→ What is needed: Work out how many lines have "title" in them. Give only that number.

→ Task input:
..............................

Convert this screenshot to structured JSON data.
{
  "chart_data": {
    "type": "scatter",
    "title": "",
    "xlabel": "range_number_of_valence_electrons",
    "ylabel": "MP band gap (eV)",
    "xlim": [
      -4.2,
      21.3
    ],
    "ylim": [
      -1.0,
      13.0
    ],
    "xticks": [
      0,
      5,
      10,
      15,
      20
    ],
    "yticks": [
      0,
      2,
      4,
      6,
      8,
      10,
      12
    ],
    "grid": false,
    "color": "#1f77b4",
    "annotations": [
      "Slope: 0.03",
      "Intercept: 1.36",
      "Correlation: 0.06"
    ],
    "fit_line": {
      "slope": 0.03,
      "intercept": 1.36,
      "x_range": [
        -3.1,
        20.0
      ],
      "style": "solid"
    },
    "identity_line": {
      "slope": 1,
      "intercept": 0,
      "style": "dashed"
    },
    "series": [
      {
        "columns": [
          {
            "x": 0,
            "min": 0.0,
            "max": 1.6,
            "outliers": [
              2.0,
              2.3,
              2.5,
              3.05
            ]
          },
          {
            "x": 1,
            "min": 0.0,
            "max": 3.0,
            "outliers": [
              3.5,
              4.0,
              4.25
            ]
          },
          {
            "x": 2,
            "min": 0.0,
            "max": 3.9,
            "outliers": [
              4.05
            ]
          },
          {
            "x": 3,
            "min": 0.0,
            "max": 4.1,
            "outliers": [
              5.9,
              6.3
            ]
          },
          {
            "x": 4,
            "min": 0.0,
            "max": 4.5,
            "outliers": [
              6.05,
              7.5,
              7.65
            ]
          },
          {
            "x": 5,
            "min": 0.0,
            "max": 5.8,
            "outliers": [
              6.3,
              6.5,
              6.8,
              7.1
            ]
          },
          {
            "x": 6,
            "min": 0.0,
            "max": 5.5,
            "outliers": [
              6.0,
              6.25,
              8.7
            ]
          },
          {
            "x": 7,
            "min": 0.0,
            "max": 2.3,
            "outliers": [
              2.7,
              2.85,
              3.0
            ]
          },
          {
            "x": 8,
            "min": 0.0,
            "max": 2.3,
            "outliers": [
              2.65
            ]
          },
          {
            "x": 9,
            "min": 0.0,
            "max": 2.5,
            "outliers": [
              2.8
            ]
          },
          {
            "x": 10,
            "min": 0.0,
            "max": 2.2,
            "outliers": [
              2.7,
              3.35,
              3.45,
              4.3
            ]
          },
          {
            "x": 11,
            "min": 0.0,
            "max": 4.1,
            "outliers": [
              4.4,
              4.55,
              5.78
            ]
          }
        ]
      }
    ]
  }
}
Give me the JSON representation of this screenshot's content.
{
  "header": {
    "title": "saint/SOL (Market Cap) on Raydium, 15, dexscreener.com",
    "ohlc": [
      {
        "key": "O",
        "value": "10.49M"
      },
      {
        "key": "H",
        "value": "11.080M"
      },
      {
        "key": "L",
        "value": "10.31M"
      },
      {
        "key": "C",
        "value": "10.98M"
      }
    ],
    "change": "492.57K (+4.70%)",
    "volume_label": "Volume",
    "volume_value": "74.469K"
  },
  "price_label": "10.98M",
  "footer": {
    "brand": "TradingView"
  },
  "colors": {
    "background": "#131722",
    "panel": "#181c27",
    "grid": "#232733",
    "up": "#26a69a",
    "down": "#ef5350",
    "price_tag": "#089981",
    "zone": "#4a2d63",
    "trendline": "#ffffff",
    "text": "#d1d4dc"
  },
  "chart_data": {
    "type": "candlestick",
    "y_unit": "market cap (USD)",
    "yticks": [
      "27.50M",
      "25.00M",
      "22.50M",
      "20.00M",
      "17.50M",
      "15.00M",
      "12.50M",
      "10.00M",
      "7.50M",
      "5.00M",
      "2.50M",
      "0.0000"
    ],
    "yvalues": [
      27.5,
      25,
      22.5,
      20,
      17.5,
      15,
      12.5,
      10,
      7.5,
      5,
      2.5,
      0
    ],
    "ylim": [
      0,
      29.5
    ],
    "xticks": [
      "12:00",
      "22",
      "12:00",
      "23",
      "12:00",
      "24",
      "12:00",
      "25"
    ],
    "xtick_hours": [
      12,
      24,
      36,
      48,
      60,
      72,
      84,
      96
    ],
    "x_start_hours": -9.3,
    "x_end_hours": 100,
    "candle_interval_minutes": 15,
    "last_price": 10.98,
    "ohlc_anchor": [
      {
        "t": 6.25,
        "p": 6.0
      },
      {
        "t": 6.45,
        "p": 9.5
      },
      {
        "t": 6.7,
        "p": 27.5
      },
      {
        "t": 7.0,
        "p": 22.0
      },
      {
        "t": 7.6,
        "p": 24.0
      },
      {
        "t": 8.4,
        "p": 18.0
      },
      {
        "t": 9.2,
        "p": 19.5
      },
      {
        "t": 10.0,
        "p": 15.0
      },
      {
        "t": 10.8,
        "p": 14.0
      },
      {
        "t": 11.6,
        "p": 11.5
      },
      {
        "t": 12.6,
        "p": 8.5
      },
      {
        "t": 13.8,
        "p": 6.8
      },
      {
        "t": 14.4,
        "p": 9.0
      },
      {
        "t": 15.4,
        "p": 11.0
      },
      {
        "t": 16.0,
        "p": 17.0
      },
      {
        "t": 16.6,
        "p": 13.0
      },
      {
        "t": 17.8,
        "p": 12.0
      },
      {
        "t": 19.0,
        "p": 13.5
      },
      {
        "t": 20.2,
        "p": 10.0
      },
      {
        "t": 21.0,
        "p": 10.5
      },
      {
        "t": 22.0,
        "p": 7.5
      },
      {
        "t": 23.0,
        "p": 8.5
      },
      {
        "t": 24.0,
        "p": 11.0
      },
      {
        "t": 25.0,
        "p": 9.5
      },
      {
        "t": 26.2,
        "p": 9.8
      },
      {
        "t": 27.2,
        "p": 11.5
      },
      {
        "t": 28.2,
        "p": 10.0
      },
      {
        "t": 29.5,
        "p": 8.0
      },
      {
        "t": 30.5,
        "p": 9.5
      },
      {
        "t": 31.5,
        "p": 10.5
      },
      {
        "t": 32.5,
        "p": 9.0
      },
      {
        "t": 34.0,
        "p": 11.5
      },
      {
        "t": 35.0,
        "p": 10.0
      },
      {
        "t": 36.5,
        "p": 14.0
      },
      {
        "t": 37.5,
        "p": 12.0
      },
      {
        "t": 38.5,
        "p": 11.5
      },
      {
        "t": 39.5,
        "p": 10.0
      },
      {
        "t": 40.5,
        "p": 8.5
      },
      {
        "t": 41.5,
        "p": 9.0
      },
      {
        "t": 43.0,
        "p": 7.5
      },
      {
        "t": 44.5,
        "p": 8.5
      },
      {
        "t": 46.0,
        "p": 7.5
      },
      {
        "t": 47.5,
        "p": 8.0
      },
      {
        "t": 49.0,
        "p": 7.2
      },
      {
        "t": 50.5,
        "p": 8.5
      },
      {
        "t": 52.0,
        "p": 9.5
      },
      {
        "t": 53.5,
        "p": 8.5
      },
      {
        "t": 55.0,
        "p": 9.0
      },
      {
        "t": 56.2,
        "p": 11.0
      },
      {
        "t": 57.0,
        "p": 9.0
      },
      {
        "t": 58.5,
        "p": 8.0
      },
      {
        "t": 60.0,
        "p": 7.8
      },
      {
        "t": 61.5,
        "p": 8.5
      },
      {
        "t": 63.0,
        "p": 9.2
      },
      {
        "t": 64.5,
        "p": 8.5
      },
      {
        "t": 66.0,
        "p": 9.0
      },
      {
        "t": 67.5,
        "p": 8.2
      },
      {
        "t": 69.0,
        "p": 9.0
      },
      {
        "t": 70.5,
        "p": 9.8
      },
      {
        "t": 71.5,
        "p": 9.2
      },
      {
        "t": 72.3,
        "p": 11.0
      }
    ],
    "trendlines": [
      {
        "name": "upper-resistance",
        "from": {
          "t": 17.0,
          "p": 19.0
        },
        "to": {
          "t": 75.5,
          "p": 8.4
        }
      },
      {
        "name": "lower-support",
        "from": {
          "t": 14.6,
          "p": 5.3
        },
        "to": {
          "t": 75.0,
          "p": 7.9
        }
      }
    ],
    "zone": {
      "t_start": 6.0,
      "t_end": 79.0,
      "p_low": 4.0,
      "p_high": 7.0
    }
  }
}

..............................

→ Exercise answer: 2